#### [Exercise directions]
Exactly repeat all the records below, omitting the images they hold.
********
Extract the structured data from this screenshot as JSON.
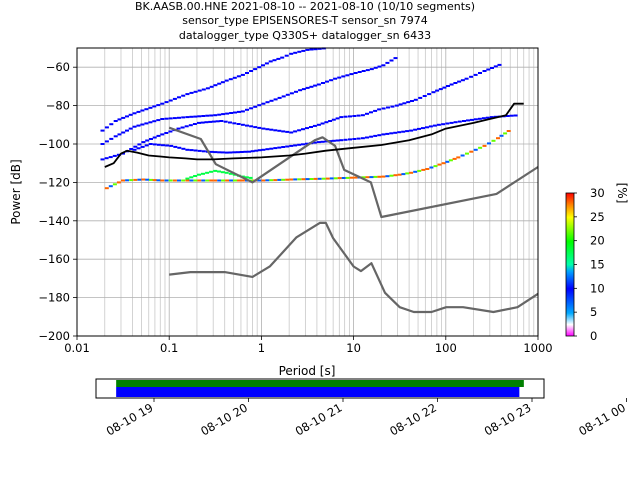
{
  "title": {
    "line1": "BK.AASB.00.HNE   2021-08-10 -- 2021-08-10  (10/10 segments)",
    "line2": "sensor_type EPISENSORES-T sensor_sn 7974",
    "line3": "datalogger_type Q330S+ datalogger_sn 6433"
  },
  "chart_data": {
    "type": "heatmap",
    "xlabel": "Period [s]",
    "ylabel": "Power [dB]",
    "x_scale": "log",
    "xlim": [
      0.01,
      1000
    ],
    "ylim": [
      -200,
      -50
    ],
    "x_ticks": [
      {
        "value": 0.01,
        "label": "0.01"
      },
      {
        "value": 0.1,
        "label": "0.1"
      },
      {
        "value": 1,
        "label": "1"
      },
      {
        "value": 10,
        "label": "10"
      },
      {
        "value": 100,
        "label": "100"
      },
      {
        "value": 1000,
        "label": "1000"
      }
    ],
    "y_ticks": [
      {
        "value": -60,
        "label": "−60"
      },
      {
        "value": -80,
        "label": "−80"
      },
      {
        "value": -100,
        "label": "−100"
      },
      {
        "value": -120,
        "label": "−120"
      },
      {
        "value": -140,
        "label": "−140"
      },
      {
        "value": -160,
        "label": "−160"
      },
      {
        "value": -180,
        "label": "−180"
      },
      {
        "value": -200,
        "label": "−200"
      }
    ],
    "grid": true,
    "colorbar": {
      "label": "[%]",
      "range": [
        0,
        30
      ],
      "ticks": [
        {
          "value": 0,
          "label": "0"
        },
        {
          "value": 5,
          "label": "5"
        },
        {
          "value": 10,
          "label": "10"
        },
        {
          "value": 15,
          "label": "15"
        },
        {
          "value": 20,
          "label": "20"
        },
        {
          "value": 25,
          "label": "25"
        },
        {
          "value": 30,
          "label": "30"
        }
      ]
    },
    "noise_model_high": {
      "x": [
        0.1,
        0.22,
        0.32,
        0.8,
        3.8,
        4.6,
        6.3,
        7.9,
        15.4,
        20,
        354.8,
        1000
      ],
      "y": [
        -91.5,
        -97.4,
        -110.5,
        -120,
        -98,
        -96.5,
        -101,
        -113.5,
        -120,
        -138,
        -126,
        -112
      ]
    },
    "noise_model_low": {
      "x": [
        0.1,
        0.17,
        0.4,
        0.8,
        1.24,
        2.4,
        4.3,
        5,
        6,
        10,
        12,
        15.6,
        21.9,
        31.6,
        45,
        70,
        101,
        154,
        328,
        600,
        1000
      ],
      "y": [
        -168,
        -166.7,
        -166.7,
        -169.2,
        -163.7,
        -148.6,
        -141.1,
        -141.1,
        -149,
        -163.8,
        -166.2,
        -162.1,
        -177.5,
        -185,
        -187.5,
        -187.5,
        -185,
        -185,
        -187.5,
        -185,
        -178
      ]
    },
    "median": {
      "x": [
        0.02,
        0.025,
        0.03,
        0.035,
        0.045,
        0.06,
        0.08,
        0.1,
        0.15,
        0.2,
        0.3,
        0.5,
        1,
        2,
        3,
        5,
        10,
        20,
        40,
        70,
        100,
        200,
        300,
        450,
        550,
        700
      ],
      "y": [
        -112,
        -110,
        -105,
        -103.5,
        -104.5,
        -106,
        -106.5,
        -107,
        -107.5,
        -108,
        -108,
        -107.5,
        -107,
        -106,
        -105,
        -103.5,
        -102,
        -100.5,
        -98,
        -95,
        -92,
        -89,
        -87,
        -85,
        -79,
        -79
      ]
    },
    "density_ridges": [
      {
        "x": [
          0.018,
          0.025,
          0.04,
          0.08,
          0.15,
          0.25,
          0.4,
          0.6,
          0.9,
          1.2,
          1.6,
          2,
          3,
          5
        ],
        "y": [
          -93,
          -88,
          -84,
          -79,
          -74,
          -71,
          -67,
          -64,
          -60,
          -57,
          -55,
          -53,
          -51,
          -50
        ],
        "pct": 10
      },
      {
        "x": [
          0.018,
          0.025,
          0.04,
          0.08,
          0.15,
          0.3,
          0.6,
          1,
          1.5,
          2.5,
          4,
          6,
          10,
          15,
          20,
          30
        ],
        "y": [
          -100,
          -96,
          -91,
          -87,
          -86,
          -85,
          -83,
          -79,
          -76,
          -72,
          -69,
          -66,
          -63,
          -61,
          -59,
          -54
        ],
        "pct": 10
      },
      {
        "x": [
          0.018,
          0.03,
          0.05,
          0.08,
          0.12,
          0.2,
          0.35,
          0.6,
          1,
          2,
          4,
          7,
          12,
          18,
          28,
          45,
          70,
          110,
          160,
          250,
          400
        ],
        "y": [
          -108,
          -105,
          -99,
          -95,
          -92,
          -89,
          -88,
          -90,
          -92,
          -94,
          -90,
          -86,
          -85,
          -82,
          -80,
          -77,
          -73,
          -69,
          -66,
          -62,
          -58
        ],
        "pct": 10
      },
      {
        "x": [
          0.04,
          0.06,
          0.1,
          0.15,
          0.25,
          0.4,
          0.7,
          1,
          2,
          4,
          7,
          12,
          20,
          40,
          80,
          150,
          300,
          600
        ],
        "y": [
          -103,
          -100,
          -101,
          -103,
          -104,
          -104.5,
          -104,
          -103,
          -101,
          -99,
          -98,
          -97,
          -95,
          -93,
          -90,
          -88,
          -86,
          -85
        ],
        "pct": 10
      },
      {
        "x": [
          0.02,
          0.03,
          0.05,
          0.08,
          0.15,
          0.3,
          0.6,
          1,
          2,
          5,
          10,
          20,
          30,
          40,
          60,
          90,
          130,
          180,
          250,
          350,
          500
        ],
        "y": [
          -123,
          -119,
          -118.5,
          -119,
          -119,
          -119,
          -119,
          -119,
          -118.5,
          -118,
          -117.5,
          -117,
          -116,
          -115,
          -113,
          -110,
          -107,
          -104,
          -101,
          -97,
          -92
        ],
        "pct": 25
      },
      {
        "x": [
          0.15,
          0.2,
          0.3,
          0.4,
          0.6,
          0.8
        ],
        "y": [
          -118,
          -116,
          -114,
          -115,
          -117,
          -118
        ],
        "pct": 18
      }
    ],
    "availability": {
      "time_ticks": [
        {
          "label": "08-10 19"
        },
        {
          "label": "08-10 20"
        },
        {
          "label": "08-10 21"
        },
        {
          "label": "08-10 22"
        },
        {
          "label": "08-10 23"
        },
        {
          "label": "08-11 00"
        }
      ],
      "data_bar_color": "#008000",
      "psd_bar_color": "#0000ff",
      "data_bar": {
        "start_frac": 0.045,
        "end_frac": 0.955
      },
      "psd_bar": {
        "start_frac": 0.045,
        "end_frac": 0.945
      }
    }
  }
}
********
#### [Solution to this task]
Extract the structured data from this screenshot as JSON.
{
  "title": {
    "line1": "BK.AASB.00.HNE   2021-08-10 -- 2021-08-10  (10/10 segments)",
    "line2": "sensor_type EPISENSORES-T sensor_sn 7974",
    "line3": "datalogger_type Q330S+ datalogger_sn 6433"
  },
  "chart_data": {
    "type": "heatmap",
    "xlabel": "Period [s]",
    "ylabel": "Power [dB]",
    "x_scale": "log",
    "xlim": [
      0.01,
      1000
    ],
    "ylim": [
      -200,
      -50
    ],
    "x_ticks": [
      {
        "value": 0.01,
        "label": "0.01"
      },
      {
        "value": 0.1,
        "label": "0.1"
      },
      {
        "value": 1,
        "label": "1"
      },
      {
        "value": 10,
        "label": "10"
      },
      {
        "value": 100,
        "label": "100"
      },
      {
        "value": 1000,
        "label": "1000"
      }
    ],
    "y_ticks": [
      {
        "value": -60,
        "label": "−60"
      },
      {
        "value": -80,
        "label": "−80"
      },
      {
        "value": -100,
        "label": "−100"
      },
      {
        "value": -120,
        "label": "−120"
      },
      {
        "value": -140,
        "label": "−140"
      },
      {
        "value": -160,
        "label": "−160"
      },
      {
        "value": -180,
        "label": "−180"
      },
      {
        "value": -200,
        "label": "−200"
      }
    ],
    "grid": true,
    "colorbar": {
      "label": "[%]",
      "range": [
        0,
        30
      ],
      "ticks": [
        {
          "value": 0,
          "label": "0"
        },
        {
          "value": 5,
          "label": "5"
        },
        {
          "value": 10,
          "label": "10"
        },
        {
          "value": 15,
          "label": "15"
        },
        {
          "value": 20,
          "label": "20"
        },
        {
          "value": 25,
          "label": "25"
        },
        {
          "value": 30,
          "label": "30"
        }
      ]
    },
    "noise_model_high": {
      "x": [
        0.1,
        0.22,
        0.32,
        0.8,
        3.8,
        4.6,
        6.3,
        7.9,
        15.4,
        20,
        354.8,
        1000
      ],
      "y": [
        -91.5,
        -97.4,
        -110.5,
        -120,
        -98,
        -96.5,
        -101,
        -113.5,
        -120,
        -138,
        -126,
        -112
      ]
    },
    "noise_model_low": {
      "x": [
        0.1,
        0.17,
        0.4,
        0.8,
        1.24,
        2.4,
        4.3,
        5,
        6,
        10,
        12,
        15.6,
        21.9,
        31.6,
        45,
        70,
        101,
        154,
        328,
        600,
        1000
      ],
      "y": [
        -168,
        -166.7,
        -166.7,
        -169.2,
        -163.7,
        -148.6,
        -141.1,
        -141.1,
        -149,
        -163.8,
        -166.2,
        -162.1,
        -177.5,
        -185,
        -187.5,
        -187.5,
        -185,
        -185,
        -187.5,
        -185,
        -178
      ]
    },
    "median": {
      "x": [
        0.02,
        0.025,
        0.03,
        0.035,
        0.045,
        0.06,
        0.08,
        0.1,
        0.15,
        0.2,
        0.3,
        0.5,
        1,
        2,
        3,
        5,
        10,
        20,
        40,
        70,
        100,
        200,
        300,
        450,
        550,
        700
      ],
      "y": [
        -112,
        -110,
        -105,
        -103.5,
        -104.5,
        -106,
        -106.5,
        -107,
        -107.5,
        -108,
        -108,
        -107.5,
        -107,
        -106,
        -105,
        -103.5,
        -102,
        -100.5,
        -98,
        -95,
        -92,
        -89,
        -87,
        -85,
        -79,
        -79
      ]
    },
    "density_ridges": [
      {
        "x": [
          0.018,
          0.025,
          0.04,
          0.08,
          0.15,
          0.25,
          0.4,
          0.6,
          0.9,
          1.2,
          1.6,
          2,
          3,
          5
        ],
        "y": [
          -93,
          -88,
          -84,
          -79,
          -74,
          -71,
          -67,
          -64,
          -60,
          -57,
          -55,
          -53,
          -51,
          -50
        ],
        "pct": 10
      },
      {
        "x": [
          0.018,
          0.025,
          0.04,
          0.08,
          0.15,
          0.3,
          0.6,
          1,
          1.5,
          2.5,
          4,
          6,
          10,
          15,
          20,
          30
        ],
        "y": [
          -100,
          -96,
          -91,
          -87,
          -86,
          -85,
          -83,
          -79,
          -76,
          -72,
          -69,
          -66,
          -63,
          -61,
          -59,
          -54
        ],
        "pct": 10
      },
      {
        "x": [
          0.018,
          0.03,
          0.05,
          0.08,
          0.12,
          0.2,
          0.35,
          0.6,
          1,
          2,
          4,
          7,
          12,
          18,
          28,
          45,
          70,
          110,
          160,
          250,
          400
        ],
        "y": [
          -108,
          -105,
          -99,
          -95,
          -92,
          -89,
          -88,
          -90,
          -92,
          -94,
          -90,
          -86,
          -85,
          -82,
          -80,
          -77,
          -73,
          -69,
          -66,
          -62,
          -58
        ],
        "pct": 10
      },
      {
        "x": [
          0.04,
          0.06,
          0.1,
          0.15,
          0.25,
          0.4,
          0.7,
          1,
          2,
          4,
          7,
          12,
          20,
          40,
          80,
          150,
          300,
          600
        ],
        "y": [
          -103,
          -100,
          -101,
          -103,
          -104,
          -104.5,
          -104,
          -103,
          -101,
          -99,
          -98,
          -97,
          -95,
          -93,
          -90,
          -88,
          -86,
          -85
        ],
        "pct": 10
      },
      {
        "x": [
          0.02,
          0.03,
          0.05,
          0.08,
          0.15,
          0.3,
          0.6,
          1,
          2,
          5,
          10,
          20,
          30,
          40,
          60,
          90,
          130,
          180,
          250,
          350,
          500
        ],
        "y": [
          -123,
          -119,
          -118.5,
          -119,
          -119,
          -119,
          -119,
          -119,
          -118.5,
          -118,
          -117.5,
          -117,
          -116,
          -115,
          -113,
          -110,
          -107,
          -104,
          -101,
          -97,
          -92
        ],
        "pct": 25
      },
      {
        "x": [
          0.15,
          0.2,
          0.3,
          0.4,
          0.6,
          0.8
        ],
        "y": [
          -118,
          -116,
          -114,
          -115,
          -117,
          -118
        ],
        "pct": 18
      }
    ],
    "availability": {
      "time_ticks": [
        {
          "label": "08-10 19"
        },
        {
          "label": "08-10 20"
        },
        {
          "label": "08-10 21"
        },
        {
          "label": "08-10 22"
        },
        {
          "label": "08-10 23"
        },
        {
          "label": "08-11 00"
        }
      ],
      "data_bar_color": "#008000",
      "psd_bar_color": "#0000ff",
      "data_bar": {
        "start_frac": 0.045,
        "end_frac": 0.955
      },
      "psd_bar": {
        "start_frac": 0.045,
        "end_frac": 0.945
      }
    }
  }
}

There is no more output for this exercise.